===== Exercise materials

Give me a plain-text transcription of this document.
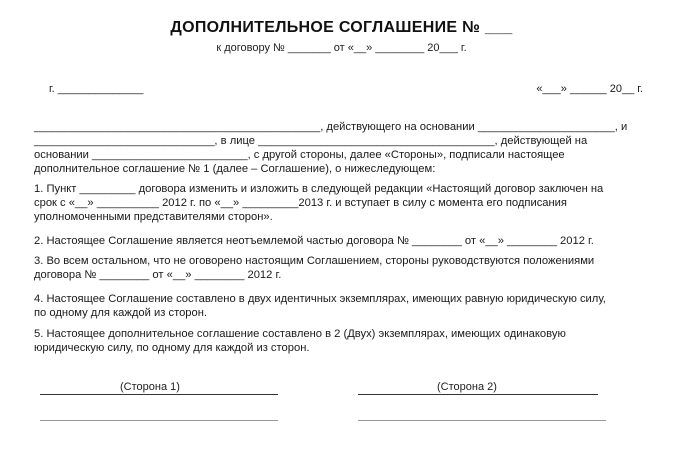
ДОПОЛНИТЕЛЬНОЕ СОГЛАШЕНИЕ № ___
к договору № _______ от «__» ________ 20___ г.
г. ______________	«___» ______ 20__ г.
______________________________________________, действующего на основании ______________________, и
_____________________________, в лице ______________________________________, действующей на
основании _________________________, с другой стороны, далее «Стороны», подписали настоящее
дополнительное соглашение № 1 (далее – Соглашение), о нижеследующем:
1. Пункт _________ договора изменить и изложить в следующей редакции «Настоящий договор заключен на
срок с «__» __________ 2012 г. по «__» _________2013 г. и вступает в силу с момента его подписания
уполномоченными представителями сторон».
2. Настоящее Соглашение является неотъемлемой частью договора № ________ от «__» ________ 2012 г.
3. Во всем остальном, что не оговорено настоящим Соглашением, стороны руководствуются положениями
договора № ________ от «__» ________ 2012 г.
4. Настоящее Соглашение составлено в двух идентичных экземплярах, имеющих равную юридическую силу,
по одному для каждой из сторон.
5. Настоящее дополнительное соглашение составлено в 2 (Двух) экземплярах, имеющих одинаковую
юридическую силу, по одному для каждой из сторон.
(Сторона 1)	(Сторона 2)
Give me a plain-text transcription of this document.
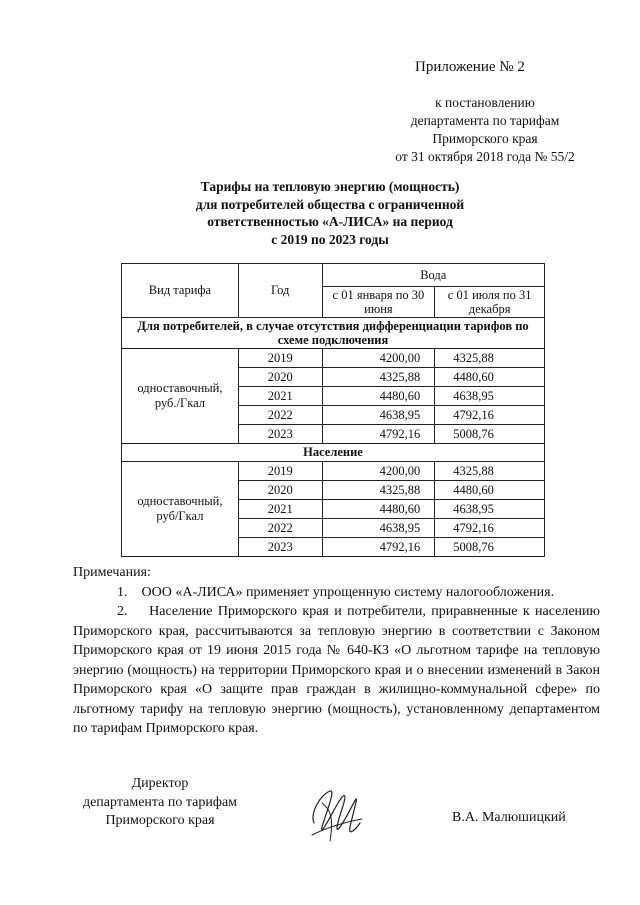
Приложение № 2
к постановлению
департамента по тарифам
Приморского края
от 31 октября 2018 года № 55/2
Тарифы на тепловую энергию (мощность)
для потребителей общества с ограниченной
ответственностью «А-ЛИСА» на период
с 2019 по 2023 годы
Вид тарифа	Год	Вода	
		с 01 января по 30 июня	с 01 июля по 31 декабря
Для потребителей, в случае отсутствия дифференциации тарифов по схеме подключения			
одноставочный, руб./Гкал	2019	4200,00	4325,88
	2020	4325,88	4480,60
	2021	4480,60	4638,95
	2022	4638,95	4792,16
	2023	4792,16	5008,76
Население			
одноставочный, руб/Гкал	2019	4200,00	4325,88
	2020	4325,88	4480,60
	2021	4480,60	4638,95
	2022	4638,95	4792,16
	2023	4792,16	5008,76
Примечания:
1.    ООО «А-ЛИСА» применяет упрощенную систему налогообложения.
2.    Население Приморского края и потребители, приравненные к населению Приморского края, рассчитываются за тепловую энергию в соответствии с Законом Приморского края от 19 июня 2015 года № 640-КЗ «О льготном тарифе на тепловую энергию (мощность) на территории Приморского края и о внесении изменений в Закон Приморского края «О защите прав граждан в жилищно-коммунальной сфере» по льготному тарифу на тепловую энергию (мощность), установленному департаментом по тарифам Приморского края.
Директор
департамента по тарифам
Приморского края	В.А. Малюшицкий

==========

Work to do – All of the data needs repeating exactly, but the pictures do not.

Exercise result –
Give me a plain-text transcription of this document.
ДОПОЛНИТЕЛЬНОЕ СОГЛАШЕНИЕ № ___
к договору № _______ от «__» ________ 20___ г.
г. ______________	«___» ______ 20__ г.
______________________________________________, действующего на основании ______________________, и
_____________________________, в лице ______________________________________, действующей на
основании _________________________, с другой стороны, далее «Стороны», подписали настоящее
дополнительное соглашение № 1 (далее – Соглашение), о нижеследующем:
1. Пункт _________ договора изменить и изложить в следующей редакции «Настоящий договор заключен на
срок с «__» __________ 2012 г. по «__» _________2013 г. и вступает в силу с момента его подписания
уполномоченными представителями сторон».
2. Настоящее Соглашение является неотъемлемой частью договора № ________ от «__» ________ 2012 г.
3. Во всем остальном, что не оговорено настоящим Соглашением, стороны руководствуются положениями
договора № ________ от «__» ________ 2012 г.
4. Настоящее Соглашение составлено в двух идентичных экземплярах, имеющих равную юридическую силу,
по одному для каждой из сторон.
5. Настоящее дополнительное соглашение составлено в 2 (Двух) экземплярах, имеющих одинаковую
юридическую силу, по одному для каждой из сторон.
(Сторона 1)	(Сторона 2)
Give me a plain-text transcription of this document.
Приложение № 2
к постановлению
департамента по тарифам
Приморского края
от 31 октября 2018 года № 55/2
Тарифы на тепловую энергию (мощность)
для потребителей общества с ограниченной
ответственностью «А-ЛИСА» на период
с 2019 по 2023 годы
Вид тарифа	Год	Вода	
		с 01 января по 30 июня	с 01 июля по 31 декабря
Для потребителей, в случае отсутствия дифференциации тарифов по схеме подключения			
одноставочный, руб./Гкал	2019	4200,00	4325,88
	2020	4325,88	4480,60
	2021	4480,60	4638,95
	2022	4638,95	4792,16
	2023	4792,16	5008,76
Население			
одноставочный, руб/Гкал	2019	4200,00	4325,88
	2020	4325,88	4480,60
	2021	4480,60	4638,95
	2022	4638,95	4792,16
	2023	4792,16	5008,76
Примечания:
1.    ООО «А-ЛИСА» применяет упрощенную систему налогообложения.
2.    Население Приморского края и потребители, приравненные к населению Приморского края, рассчитываются за тепловую энергию в соответствии с Законом Приморского края от 19 июня 2015 года № 640-КЗ «О льготном тарифе на тепловую энергию (мощность) на территории Приморского края и о внесении изменений в Закон Приморского края «О защите прав граждан в жилищно-коммунальной сфере» по льготному тарифу на тепловую энергию (мощность), установленному департаментом по тарифам Приморского края.
Директор
департамента по тарифам
Приморского края	В.А. Малюшицкий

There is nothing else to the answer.